WHAT IS EXPECTED> In the entries, find all lines that hold the word "xlabel" and copy them.

EXTRACTED MATERIAL>

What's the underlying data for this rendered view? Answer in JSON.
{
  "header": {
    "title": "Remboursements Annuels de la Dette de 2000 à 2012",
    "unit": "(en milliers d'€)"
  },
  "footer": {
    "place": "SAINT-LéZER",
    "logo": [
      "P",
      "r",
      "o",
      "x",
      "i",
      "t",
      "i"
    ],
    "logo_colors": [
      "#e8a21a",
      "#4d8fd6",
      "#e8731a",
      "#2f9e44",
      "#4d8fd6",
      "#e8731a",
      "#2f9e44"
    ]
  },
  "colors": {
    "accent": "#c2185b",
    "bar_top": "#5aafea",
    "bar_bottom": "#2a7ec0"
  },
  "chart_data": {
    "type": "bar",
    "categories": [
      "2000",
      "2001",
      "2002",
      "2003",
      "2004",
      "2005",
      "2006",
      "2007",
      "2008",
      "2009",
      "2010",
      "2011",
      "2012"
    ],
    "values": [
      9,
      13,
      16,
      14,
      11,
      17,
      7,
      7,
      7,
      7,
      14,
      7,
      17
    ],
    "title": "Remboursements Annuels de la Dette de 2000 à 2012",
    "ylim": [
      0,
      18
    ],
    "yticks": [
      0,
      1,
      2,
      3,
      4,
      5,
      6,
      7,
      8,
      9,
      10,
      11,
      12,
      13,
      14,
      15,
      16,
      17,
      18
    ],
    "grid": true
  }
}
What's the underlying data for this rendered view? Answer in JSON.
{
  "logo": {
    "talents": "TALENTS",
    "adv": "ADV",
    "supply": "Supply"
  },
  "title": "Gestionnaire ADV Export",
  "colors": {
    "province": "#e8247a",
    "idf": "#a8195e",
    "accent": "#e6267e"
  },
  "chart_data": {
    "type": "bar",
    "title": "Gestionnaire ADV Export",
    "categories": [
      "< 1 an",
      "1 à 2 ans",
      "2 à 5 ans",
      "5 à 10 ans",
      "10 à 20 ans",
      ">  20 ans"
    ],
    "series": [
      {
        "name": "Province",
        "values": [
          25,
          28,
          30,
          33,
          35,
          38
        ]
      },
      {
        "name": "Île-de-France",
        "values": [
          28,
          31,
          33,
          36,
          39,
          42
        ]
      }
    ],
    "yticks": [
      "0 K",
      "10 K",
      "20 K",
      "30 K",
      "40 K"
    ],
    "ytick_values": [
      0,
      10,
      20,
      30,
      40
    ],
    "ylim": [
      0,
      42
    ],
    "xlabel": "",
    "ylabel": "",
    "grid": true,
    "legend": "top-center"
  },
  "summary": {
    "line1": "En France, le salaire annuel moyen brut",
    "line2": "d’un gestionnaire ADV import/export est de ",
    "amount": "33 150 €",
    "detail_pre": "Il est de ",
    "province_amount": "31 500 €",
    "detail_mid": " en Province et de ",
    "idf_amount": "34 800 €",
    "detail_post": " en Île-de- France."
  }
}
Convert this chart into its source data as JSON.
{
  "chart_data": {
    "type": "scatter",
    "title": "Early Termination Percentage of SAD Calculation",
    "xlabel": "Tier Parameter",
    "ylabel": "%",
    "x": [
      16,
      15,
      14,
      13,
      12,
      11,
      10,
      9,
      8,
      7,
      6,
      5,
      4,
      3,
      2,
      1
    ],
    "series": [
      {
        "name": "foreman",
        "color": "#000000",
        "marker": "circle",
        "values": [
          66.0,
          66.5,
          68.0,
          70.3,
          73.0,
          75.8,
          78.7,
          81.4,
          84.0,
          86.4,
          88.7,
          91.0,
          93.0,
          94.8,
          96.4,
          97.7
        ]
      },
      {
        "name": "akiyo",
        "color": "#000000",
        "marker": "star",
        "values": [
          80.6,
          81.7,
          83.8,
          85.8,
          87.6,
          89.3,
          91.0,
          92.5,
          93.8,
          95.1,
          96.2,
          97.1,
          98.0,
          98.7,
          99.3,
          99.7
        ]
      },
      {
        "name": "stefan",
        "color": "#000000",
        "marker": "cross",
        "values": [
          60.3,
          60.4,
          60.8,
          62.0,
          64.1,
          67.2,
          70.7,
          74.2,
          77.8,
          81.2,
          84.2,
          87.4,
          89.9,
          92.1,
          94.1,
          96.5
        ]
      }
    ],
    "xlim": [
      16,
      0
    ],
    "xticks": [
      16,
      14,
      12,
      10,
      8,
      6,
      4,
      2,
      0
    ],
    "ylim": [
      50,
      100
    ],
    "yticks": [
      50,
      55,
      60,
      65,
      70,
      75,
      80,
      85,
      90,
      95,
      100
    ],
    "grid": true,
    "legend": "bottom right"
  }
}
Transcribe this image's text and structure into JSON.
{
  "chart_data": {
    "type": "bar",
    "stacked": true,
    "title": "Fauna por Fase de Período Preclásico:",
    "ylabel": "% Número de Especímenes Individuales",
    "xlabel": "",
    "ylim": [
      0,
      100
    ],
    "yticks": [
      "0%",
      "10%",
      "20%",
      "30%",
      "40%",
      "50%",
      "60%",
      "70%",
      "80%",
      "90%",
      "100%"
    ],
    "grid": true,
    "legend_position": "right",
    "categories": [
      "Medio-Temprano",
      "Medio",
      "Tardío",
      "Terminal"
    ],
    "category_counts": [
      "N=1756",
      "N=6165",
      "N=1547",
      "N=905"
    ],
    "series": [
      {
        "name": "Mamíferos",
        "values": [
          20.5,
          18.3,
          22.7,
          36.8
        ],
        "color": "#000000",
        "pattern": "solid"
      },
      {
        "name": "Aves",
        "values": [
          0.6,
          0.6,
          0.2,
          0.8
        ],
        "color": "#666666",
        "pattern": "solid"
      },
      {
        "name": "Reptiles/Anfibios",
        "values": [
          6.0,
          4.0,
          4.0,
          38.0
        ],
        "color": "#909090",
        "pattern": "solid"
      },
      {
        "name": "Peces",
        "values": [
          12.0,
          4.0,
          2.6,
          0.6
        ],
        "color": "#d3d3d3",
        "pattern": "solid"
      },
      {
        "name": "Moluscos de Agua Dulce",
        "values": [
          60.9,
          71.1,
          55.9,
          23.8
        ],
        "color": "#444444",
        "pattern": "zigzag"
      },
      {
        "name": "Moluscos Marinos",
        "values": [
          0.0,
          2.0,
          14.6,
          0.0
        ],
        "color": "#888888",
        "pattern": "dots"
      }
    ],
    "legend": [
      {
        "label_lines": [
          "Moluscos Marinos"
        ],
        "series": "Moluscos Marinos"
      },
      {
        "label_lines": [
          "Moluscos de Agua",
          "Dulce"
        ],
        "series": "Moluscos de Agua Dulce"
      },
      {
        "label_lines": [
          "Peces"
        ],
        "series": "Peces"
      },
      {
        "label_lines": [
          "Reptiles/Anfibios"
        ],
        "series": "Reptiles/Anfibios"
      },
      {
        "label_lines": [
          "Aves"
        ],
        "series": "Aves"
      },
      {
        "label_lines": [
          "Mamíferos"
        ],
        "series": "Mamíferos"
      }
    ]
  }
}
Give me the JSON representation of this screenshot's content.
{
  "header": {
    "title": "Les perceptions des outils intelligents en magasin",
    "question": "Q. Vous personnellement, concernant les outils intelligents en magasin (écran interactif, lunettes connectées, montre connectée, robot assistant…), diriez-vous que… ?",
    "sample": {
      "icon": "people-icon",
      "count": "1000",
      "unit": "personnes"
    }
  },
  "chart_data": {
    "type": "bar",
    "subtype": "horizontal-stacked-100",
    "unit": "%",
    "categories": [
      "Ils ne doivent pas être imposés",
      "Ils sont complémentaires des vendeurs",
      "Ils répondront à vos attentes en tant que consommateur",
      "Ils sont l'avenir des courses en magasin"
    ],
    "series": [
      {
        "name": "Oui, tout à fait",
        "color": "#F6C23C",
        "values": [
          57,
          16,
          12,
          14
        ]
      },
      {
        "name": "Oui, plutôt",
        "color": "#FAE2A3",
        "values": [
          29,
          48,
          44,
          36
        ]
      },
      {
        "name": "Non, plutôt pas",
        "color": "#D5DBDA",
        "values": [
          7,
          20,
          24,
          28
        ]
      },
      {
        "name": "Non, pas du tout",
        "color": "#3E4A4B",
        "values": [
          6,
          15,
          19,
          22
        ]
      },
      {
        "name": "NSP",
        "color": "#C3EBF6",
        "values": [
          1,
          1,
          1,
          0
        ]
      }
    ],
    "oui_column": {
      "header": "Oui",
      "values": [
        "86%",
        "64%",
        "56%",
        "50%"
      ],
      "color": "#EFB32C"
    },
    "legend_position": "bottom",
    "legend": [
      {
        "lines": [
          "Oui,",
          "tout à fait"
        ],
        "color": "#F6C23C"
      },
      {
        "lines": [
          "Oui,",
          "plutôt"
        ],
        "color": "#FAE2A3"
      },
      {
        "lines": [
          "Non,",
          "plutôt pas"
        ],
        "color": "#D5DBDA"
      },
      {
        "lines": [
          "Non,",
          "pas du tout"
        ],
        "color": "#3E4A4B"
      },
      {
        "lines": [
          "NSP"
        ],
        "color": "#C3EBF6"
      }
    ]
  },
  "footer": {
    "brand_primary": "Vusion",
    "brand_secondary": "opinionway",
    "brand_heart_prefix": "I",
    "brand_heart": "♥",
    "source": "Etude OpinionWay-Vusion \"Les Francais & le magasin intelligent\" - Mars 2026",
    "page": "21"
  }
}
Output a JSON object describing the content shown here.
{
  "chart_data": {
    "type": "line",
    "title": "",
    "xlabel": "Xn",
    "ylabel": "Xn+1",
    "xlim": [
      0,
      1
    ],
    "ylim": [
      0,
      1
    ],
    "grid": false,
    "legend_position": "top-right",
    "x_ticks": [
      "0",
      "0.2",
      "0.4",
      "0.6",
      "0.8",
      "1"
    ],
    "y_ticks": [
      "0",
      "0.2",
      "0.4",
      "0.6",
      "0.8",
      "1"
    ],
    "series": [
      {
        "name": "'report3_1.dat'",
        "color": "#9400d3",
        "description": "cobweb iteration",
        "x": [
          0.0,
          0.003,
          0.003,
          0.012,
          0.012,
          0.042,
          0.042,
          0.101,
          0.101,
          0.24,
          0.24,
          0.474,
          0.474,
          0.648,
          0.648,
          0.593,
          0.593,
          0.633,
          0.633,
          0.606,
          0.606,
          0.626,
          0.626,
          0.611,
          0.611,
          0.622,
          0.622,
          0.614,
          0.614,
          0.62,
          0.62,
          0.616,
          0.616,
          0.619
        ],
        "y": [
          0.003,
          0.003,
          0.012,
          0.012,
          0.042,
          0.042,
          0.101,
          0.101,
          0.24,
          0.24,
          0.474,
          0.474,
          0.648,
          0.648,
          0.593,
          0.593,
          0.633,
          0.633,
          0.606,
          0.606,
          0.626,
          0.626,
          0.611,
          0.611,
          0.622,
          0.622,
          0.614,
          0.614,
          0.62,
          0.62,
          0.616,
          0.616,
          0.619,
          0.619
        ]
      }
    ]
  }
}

OUTPUT>
    "xlabel": "",
    "xlabel": "Tier Parameter",
    "xlabel": "",
    "xlabel": "Xn",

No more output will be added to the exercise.